=== Source data ===

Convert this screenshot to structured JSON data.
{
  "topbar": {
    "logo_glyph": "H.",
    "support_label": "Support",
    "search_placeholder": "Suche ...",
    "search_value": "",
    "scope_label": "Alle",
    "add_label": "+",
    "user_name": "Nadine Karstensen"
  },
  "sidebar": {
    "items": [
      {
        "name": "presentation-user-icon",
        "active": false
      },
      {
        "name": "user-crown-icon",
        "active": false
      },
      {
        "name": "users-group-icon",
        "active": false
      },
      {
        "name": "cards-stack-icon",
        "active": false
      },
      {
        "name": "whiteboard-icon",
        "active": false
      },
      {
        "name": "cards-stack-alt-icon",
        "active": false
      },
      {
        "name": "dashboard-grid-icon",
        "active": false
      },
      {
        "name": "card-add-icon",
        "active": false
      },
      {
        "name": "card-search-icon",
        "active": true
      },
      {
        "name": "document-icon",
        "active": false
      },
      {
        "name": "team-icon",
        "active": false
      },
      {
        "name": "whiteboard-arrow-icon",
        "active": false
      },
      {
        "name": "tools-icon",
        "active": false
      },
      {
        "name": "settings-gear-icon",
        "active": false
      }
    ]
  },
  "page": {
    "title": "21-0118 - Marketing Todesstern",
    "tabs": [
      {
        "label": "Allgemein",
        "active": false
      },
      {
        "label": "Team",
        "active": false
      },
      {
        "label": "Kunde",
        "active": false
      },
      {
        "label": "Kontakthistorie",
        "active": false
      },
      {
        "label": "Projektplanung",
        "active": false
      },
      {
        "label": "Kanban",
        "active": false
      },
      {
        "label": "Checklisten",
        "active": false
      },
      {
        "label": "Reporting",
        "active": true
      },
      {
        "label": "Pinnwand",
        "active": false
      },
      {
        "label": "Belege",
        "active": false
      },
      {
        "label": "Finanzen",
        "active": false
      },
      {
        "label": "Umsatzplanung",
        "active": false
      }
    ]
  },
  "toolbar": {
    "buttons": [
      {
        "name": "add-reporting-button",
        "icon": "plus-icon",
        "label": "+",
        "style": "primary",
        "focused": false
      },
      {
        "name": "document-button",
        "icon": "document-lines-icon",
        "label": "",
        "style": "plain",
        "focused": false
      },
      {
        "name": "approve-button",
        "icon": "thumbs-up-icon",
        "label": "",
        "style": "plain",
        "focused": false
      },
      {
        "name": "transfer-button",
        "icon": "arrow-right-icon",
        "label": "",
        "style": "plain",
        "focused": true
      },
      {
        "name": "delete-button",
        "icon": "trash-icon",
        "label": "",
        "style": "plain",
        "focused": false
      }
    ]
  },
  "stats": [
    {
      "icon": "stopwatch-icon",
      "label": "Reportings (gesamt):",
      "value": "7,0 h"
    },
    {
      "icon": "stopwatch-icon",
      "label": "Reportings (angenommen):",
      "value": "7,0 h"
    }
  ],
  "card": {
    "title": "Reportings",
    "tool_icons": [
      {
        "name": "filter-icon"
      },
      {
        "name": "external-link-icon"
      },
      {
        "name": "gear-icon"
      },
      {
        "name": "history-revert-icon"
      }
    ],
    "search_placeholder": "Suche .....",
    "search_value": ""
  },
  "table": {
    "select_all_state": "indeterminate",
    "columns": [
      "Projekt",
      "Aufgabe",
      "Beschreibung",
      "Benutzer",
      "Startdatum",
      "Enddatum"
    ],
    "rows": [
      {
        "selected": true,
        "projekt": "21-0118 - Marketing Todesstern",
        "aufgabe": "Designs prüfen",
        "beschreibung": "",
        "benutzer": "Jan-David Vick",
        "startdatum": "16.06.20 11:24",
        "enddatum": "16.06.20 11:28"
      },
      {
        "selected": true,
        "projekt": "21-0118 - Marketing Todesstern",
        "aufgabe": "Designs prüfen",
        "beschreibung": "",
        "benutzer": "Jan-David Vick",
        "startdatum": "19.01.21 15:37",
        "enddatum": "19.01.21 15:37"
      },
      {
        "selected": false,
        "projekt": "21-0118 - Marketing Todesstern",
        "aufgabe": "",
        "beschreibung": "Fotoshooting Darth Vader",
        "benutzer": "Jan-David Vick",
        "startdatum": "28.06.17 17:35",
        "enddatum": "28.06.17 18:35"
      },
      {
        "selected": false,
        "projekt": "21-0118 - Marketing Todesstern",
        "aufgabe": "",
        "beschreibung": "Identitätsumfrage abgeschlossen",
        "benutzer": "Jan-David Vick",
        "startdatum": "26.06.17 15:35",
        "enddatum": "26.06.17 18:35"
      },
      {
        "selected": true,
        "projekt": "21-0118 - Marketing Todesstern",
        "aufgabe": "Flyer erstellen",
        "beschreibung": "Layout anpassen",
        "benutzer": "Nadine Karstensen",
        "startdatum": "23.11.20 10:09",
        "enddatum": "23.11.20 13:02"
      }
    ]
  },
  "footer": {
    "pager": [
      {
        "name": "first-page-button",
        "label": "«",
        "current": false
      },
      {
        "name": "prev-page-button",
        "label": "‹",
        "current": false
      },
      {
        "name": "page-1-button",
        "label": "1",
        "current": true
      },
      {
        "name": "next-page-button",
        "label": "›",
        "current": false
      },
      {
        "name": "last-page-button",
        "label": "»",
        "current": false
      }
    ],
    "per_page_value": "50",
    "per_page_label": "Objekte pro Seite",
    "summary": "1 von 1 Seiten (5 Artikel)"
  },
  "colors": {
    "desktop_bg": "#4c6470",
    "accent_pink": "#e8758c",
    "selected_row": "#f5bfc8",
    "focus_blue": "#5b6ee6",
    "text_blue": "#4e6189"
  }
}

===

• _Required work_
Retype all the data verbatim.

• _Response for this exercise_
Convert this screenshot to structured JSON data.
{
  "topbar": {
    "logo_glyph": "H.",
    "support_label": "Support",
    "search_placeholder": "Suche ...",
    "search_value": "",
    "scope_label": "Alle",
    "add_label": "+",
    "user_name": "Nadine Karstensen"
  },
  "sidebar": {
    "items": [
      {
        "name": "presentation-user-icon",
        "active": false
      },
      {
        "name": "user-crown-icon",
        "active": false
      },
      {
        "name": "users-group-icon",
        "active": false
      },
      {
        "name": "cards-stack-icon",
        "active": false
      },
      {
        "name": "whiteboard-icon",
        "active": false
      },
      {
        "name": "cards-stack-alt-icon",
        "active": false
      },
      {
        "name": "dashboard-grid-icon",
        "active": false
      },
      {
        "name": "card-add-icon",
        "active": false
      },
      {
        "name": "card-search-icon",
        "active": true
      },
      {
        "name": "document-icon",
        "active": false
      },
      {
        "name": "team-icon",
        "active": false
      },
      {
        "name": "whiteboard-arrow-icon",
        "active": false
      },
      {
        "name": "tools-icon",
        "active": false
      },
      {
        "name": "settings-gear-icon",
        "active": false
      }
    ]
  },
  "page": {
    "title": "21-0118 - Marketing Todesstern",
    "tabs": [
      {
        "label": "Allgemein",
        "active": false
      },
      {
        "label": "Team",
        "active": false
      },
      {
        "label": "Kunde",
        "active": false
      },
      {
        "label": "Kontakthistorie",
        "active": false
      },
      {
        "label": "Projektplanung",
        "active": false
      },
      {
        "label": "Kanban",
        "active": false
      },
      {
        "label": "Checklisten",
        "active": false
      },
      {
        "label": "Reporting",
        "active": true
      },
      {
        "label": "Pinnwand",
        "active": false
      },
      {
        "label": "Belege",
        "active": false
      },
      {
        "label": "Finanzen",
        "active": false
      },
      {
        "label": "Umsatzplanung",
        "active": false
      }
    ]
  },
  "toolbar": {
    "buttons": [
      {
        "name": "add-reporting-button",
        "icon": "plus-icon",
        "label": "+",
        "style": "primary",
        "focused": false
      },
      {
        "name": "document-button",
        "icon": "document-lines-icon",
        "label": "",
        "style": "plain",
        "focused": false
      },
      {
        "name": "approve-button",
        "icon": "thumbs-up-icon",
        "label": "",
        "style": "plain",
        "focused": false
      },
      {
        "name": "transfer-button",
        "icon": "arrow-right-icon",
        "label": "",
        "style": "plain",
        "focused": true
      },
      {
        "name": "delete-button",
        "icon": "trash-icon",
        "label": "",
        "style": "plain",
        "focused": false
      }
    ]
  },
  "stats": [
    {
      "icon": "stopwatch-icon",
      "label": "Reportings (gesamt):",
      "value": "7,0 h"
    },
    {
      "icon": "stopwatch-icon",
      "label": "Reportings (angenommen):",
      "value": "7,0 h"
    }
  ],
  "card": {
    "title": "Reportings",
    "tool_icons": [
      {
        "name": "filter-icon"
      },
      {
        "name": "external-link-icon"
      },
      {
        "name": "gear-icon"
      },
      {
        "name": "history-revert-icon"
      }
    ],
    "search_placeholder": "Suche .....",
    "search_value": ""
  },
  "table": {
    "select_all_state": "indeterminate",
    "columns": [
      "Projekt",
      "Aufgabe",
      "Beschreibung",
      "Benutzer",
      "Startdatum",
      "Enddatum"
    ],
    "rows": [
      {
        "selected": true,
        "projekt": "21-0118 - Marketing Todesstern",
        "aufgabe": "Designs prüfen",
        "beschreibung": "",
        "benutzer": "Jan-David Vick",
        "startdatum": "16.06.20 11:24",
        "enddatum": "16.06.20 11:28"
      },
      {
        "selected": true,
        "projekt": "21-0118 - Marketing Todesstern",
        "aufgabe": "Designs prüfen",
        "beschreibung": "",
        "benutzer": "Jan-David Vick",
        "startdatum": "19.01.21 15:37",
        "enddatum": "19.01.21 15:37"
      },
      {
        "selected": false,
        "projekt": "21-0118 - Marketing Todesstern",
        "aufgabe": "",
        "beschreibung": "Fotoshooting Darth Vader",
        "benutzer": "Jan-David Vick",
        "startdatum": "28.06.17 17:35",
        "enddatum": "28.06.17 18:35"
      },
      {
        "selected": false,
        "projekt": "21-0118 - Marketing Todesstern",
        "aufgabe": "",
        "beschreibung": "Identitätsumfrage abgeschlossen",
        "benutzer": "Jan-David Vick",
        "startdatum": "26.06.17 15:35",
        "enddatum": "26.06.17 18:35"
      },
      {
        "selected": true,
        "projekt": "21-0118 - Marketing Todesstern",
        "aufgabe": "Flyer erstellen",
        "beschreibung": "Layout anpassen",
        "benutzer": "Nadine Karstensen",
        "startdatum": "23.11.20 10:09",
        "enddatum": "23.11.20 13:02"
      }
    ]
  },
  "footer": {
    "pager": [
      {
        "name": "first-page-button",
        "label": "«",
        "current": false
      },
      {
        "name": "prev-page-button",
        "label": "‹",
        "current": false
      },
      {
        "name": "page-1-button",
        "label": "1",
        "current": true
      },
      {
        "name": "next-page-button",
        "label": "›",
        "current": false
      },
      {
        "name": "last-page-button",
        "label": "»",
        "current": false
      }
    ],
    "per_page_value": "50",
    "per_page_label": "Objekte pro Seite",
    "summary": "1 von 1 Seiten (5 Artikel)"
  },
  "colors": {
    "desktop_bg": "#4c6470",
    "accent_pink": "#e8758c",
    "selected_row": "#f5bfc8",
    "focus_blue": "#5b6ee6",
    "text_blue": "#4e6189"
  }
}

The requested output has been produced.